## EXERCISE
Return the listing below in full, with every line exactly as it is.

## RECORDS FOR THIS EXERCISE
************
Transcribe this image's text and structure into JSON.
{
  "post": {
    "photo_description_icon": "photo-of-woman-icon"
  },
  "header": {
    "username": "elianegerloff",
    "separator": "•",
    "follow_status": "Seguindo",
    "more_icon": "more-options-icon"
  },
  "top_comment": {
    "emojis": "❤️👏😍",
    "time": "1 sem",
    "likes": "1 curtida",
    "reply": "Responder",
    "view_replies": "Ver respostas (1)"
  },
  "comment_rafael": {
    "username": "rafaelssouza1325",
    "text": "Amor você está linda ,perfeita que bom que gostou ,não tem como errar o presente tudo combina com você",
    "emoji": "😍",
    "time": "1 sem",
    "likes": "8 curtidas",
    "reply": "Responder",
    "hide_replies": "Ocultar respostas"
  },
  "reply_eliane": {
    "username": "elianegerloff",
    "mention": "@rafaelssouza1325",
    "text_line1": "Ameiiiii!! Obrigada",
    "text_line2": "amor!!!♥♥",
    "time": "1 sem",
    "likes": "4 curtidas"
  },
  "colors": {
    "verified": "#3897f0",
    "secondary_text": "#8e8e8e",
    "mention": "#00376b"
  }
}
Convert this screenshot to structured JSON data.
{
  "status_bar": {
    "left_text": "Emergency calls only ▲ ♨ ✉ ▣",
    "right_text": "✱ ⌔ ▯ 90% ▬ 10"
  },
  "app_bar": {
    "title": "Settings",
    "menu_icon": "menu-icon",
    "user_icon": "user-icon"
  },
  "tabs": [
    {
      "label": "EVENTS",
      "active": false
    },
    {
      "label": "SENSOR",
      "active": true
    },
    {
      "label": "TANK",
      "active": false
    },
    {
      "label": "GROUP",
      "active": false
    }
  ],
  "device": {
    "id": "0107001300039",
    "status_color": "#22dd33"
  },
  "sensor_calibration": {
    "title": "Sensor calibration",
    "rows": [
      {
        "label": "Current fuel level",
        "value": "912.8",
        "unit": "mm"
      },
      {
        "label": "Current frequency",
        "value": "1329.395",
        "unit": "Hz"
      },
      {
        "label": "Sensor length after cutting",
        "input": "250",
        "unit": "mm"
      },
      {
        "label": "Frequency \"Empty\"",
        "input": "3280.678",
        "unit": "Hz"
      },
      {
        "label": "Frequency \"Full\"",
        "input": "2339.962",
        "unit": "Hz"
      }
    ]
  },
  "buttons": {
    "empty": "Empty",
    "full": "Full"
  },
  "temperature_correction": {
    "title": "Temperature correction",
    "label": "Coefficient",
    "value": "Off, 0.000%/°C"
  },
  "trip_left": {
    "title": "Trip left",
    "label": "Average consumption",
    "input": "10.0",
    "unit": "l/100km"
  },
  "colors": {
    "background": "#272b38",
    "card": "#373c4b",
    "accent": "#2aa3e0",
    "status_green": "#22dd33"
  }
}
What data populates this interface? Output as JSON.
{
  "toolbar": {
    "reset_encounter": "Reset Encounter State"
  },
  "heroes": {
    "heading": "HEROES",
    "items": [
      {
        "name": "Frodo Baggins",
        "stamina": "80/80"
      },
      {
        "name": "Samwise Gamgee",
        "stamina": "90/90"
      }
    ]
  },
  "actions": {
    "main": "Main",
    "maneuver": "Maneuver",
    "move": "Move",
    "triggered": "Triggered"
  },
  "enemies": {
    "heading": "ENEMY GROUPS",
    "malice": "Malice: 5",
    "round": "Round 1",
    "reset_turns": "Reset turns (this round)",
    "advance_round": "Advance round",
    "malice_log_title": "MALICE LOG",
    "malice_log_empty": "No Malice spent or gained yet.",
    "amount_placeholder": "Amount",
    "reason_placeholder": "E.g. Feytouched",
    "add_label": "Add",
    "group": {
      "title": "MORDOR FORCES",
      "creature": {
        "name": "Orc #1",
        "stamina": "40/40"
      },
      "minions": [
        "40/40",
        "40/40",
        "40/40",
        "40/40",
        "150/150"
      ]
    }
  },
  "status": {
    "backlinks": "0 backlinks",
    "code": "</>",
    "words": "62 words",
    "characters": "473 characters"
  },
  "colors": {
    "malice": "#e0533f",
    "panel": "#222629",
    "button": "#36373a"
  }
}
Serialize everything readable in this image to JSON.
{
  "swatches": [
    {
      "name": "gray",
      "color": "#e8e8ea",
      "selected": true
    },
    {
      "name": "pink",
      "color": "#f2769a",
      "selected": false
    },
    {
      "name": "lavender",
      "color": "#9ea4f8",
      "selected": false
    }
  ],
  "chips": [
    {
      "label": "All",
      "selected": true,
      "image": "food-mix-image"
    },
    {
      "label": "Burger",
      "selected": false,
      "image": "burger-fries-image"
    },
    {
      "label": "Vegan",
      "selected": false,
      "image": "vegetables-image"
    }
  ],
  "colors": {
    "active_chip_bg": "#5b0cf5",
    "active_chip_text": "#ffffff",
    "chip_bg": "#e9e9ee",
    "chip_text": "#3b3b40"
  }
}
************
## EXERCISE SOLUTION
Transcribe this image's text and structure into JSON.
{
  "post": {
    "photo_description_icon": "photo-of-woman-icon"
  },
  "header": {
    "username": "elianegerloff",
    "separator": "•",
    "follow_status": "Seguindo",
    "more_icon": "more-options-icon"
  },
  "top_comment": {
    "emojis": "❤️👏😍",
    "time": "1 sem",
    "likes": "1 curtida",
    "reply": "Responder",
    "view_replies": "Ver respostas (1)"
  },
  "comment_rafael": {
    "username": "rafaelssouza1325",
    "text": "Amor você está linda ,perfeita que bom que gostou ,não tem como errar o presente tudo combina com você",
    "emoji": "😍",
    "time": "1 sem",
    "likes": "8 curtidas",
    "reply": "Responder",
    "hide_replies": "Ocultar respostas"
  },
  "reply_eliane": {
    "username": "elianegerloff",
    "mention": "@rafaelssouza1325",
    "text_line1": "Ameiiiii!! Obrigada",
    "text_line2": "amor!!!♥♥",
    "time": "1 sem",
    "likes": "4 curtidas"
  },
  "colors": {
    "verified": "#3897f0",
    "secondary_text": "#8e8e8e",
    "mention": "#00376b"
  }
}
Convert this screenshot to structured JSON data.
{
  "status_bar": {
    "left_text": "Emergency calls only ▲ ♨ ✉ ▣",
    "right_text": "✱ ⌔ ▯ 90% ▬ 10"
  },
  "app_bar": {
    "title": "Settings",
    "menu_icon": "menu-icon",
    "user_icon": "user-icon"
  },
  "tabs": [
    {
      "label": "EVENTS",
      "active": false
    },
    {
      "label": "SENSOR",
      "active": true
    },
    {
      "label": "TANK",
      "active": false
    },
    {
      "label": "GROUP",
      "active": false
    }
  ],
  "device": {
    "id": "0107001300039",
    "status_color": "#22dd33"
  },
  "sensor_calibration": {
    "title": "Sensor calibration",
    "rows": [
      {
        "label": "Current fuel level",
        "value": "912.8",
        "unit": "mm"
      },
      {
        "label": "Current frequency",
        "value": "1329.395",
        "unit": "Hz"
      },
      {
        "label": "Sensor length after cutting",
        "input": "250",
        "unit": "mm"
      },
      {
        "label": "Frequency \"Empty\"",
        "input": "3280.678",
        "unit": "Hz"
      },
      {
        "label": "Frequency \"Full\"",
        "input": "2339.962",
        "unit": "Hz"
      }
    ]
  },
  "buttons": {
    "empty": "Empty",
    "full": "Full"
  },
  "temperature_correction": {
    "title": "Temperature correction",
    "label": "Coefficient",
    "value": "Off, 0.000%/°C"
  },
  "trip_left": {
    "title": "Trip left",
    "label": "Average consumption",
    "input": "10.0",
    "unit": "l/100km"
  },
  "colors": {
    "background": "#272b38",
    "card": "#373c4b",
    "accent": "#2aa3e0",
    "status_green": "#22dd33"
  }
}
What data populates this interface? Output as JSON.
{
  "toolbar": {
    "reset_encounter": "Reset Encounter State"
  },
  "heroes": {
    "heading": "HEROES",
    "items": [
      {
        "name": "Frodo Baggins",
        "stamina": "80/80"
      },
      {
        "name": "Samwise Gamgee",
        "stamina": "90/90"
      }
    ]
  },
  "actions": {
    "main": "Main",
    "maneuver": "Maneuver",
    "move": "Move",
    "triggered": "Triggered"
  },
  "enemies": {
    "heading": "ENEMY GROUPS",
    "malice": "Malice: 5",
    "round": "Round 1",
    "reset_turns": "Reset turns (this round)",
    "advance_round": "Advance round",
    "malice_log_title": "MALICE LOG",
    "malice_log_empty": "No Malice spent or gained yet.",
    "amount_placeholder": "Amount",
    "reason_placeholder": "E.g. Feytouched",
    "add_label": "Add",
    "group": {
      "title": "MORDOR FORCES",
      "creature": {
        "name": "Orc #1",
        "stamina": "40/40"
      },
      "minions": [
        "40/40",
        "40/40",
        "40/40",
        "40/40",
        "150/150"
      ]
    }
  },
  "status": {
    "backlinks": "0 backlinks",
    "code": "</>",
    "words": "62 words",
    "characters": "473 characters"
  },
  "colors": {
    "malice": "#e0533f",
    "panel": "#222629",
    "button": "#36373a"
  }
}
Serialize everything readable in this image to JSON.
{
  "swatches": [
    {
      "name": "gray",
      "color": "#e8e8ea",
      "selected": true
    },
    {
      "name": "pink",
      "color": "#f2769a",
      "selected": false
    },
    {
      "name": "lavender",
      "color": "#9ea4f8",
      "selected": false
    }
  ],
  "chips": [
    {
      "label": "All",
      "selected": true,
      "image": "food-mix-image"
    },
    {
      "label": "Burger",
      "selected": false,
      "image": "burger-fries-image"
    },
    {
      "label": "Vegan",
      "selected": false,
      "image": "vegetables-image"
    }
  ],
  "colors": {
    "active_chip_bg": "#5b0cf5",
    "active_chip_text": "#ffffff",
    "chip_bg": "#e9e9ee",
    "chip_text": "#3b3b40"
  }
}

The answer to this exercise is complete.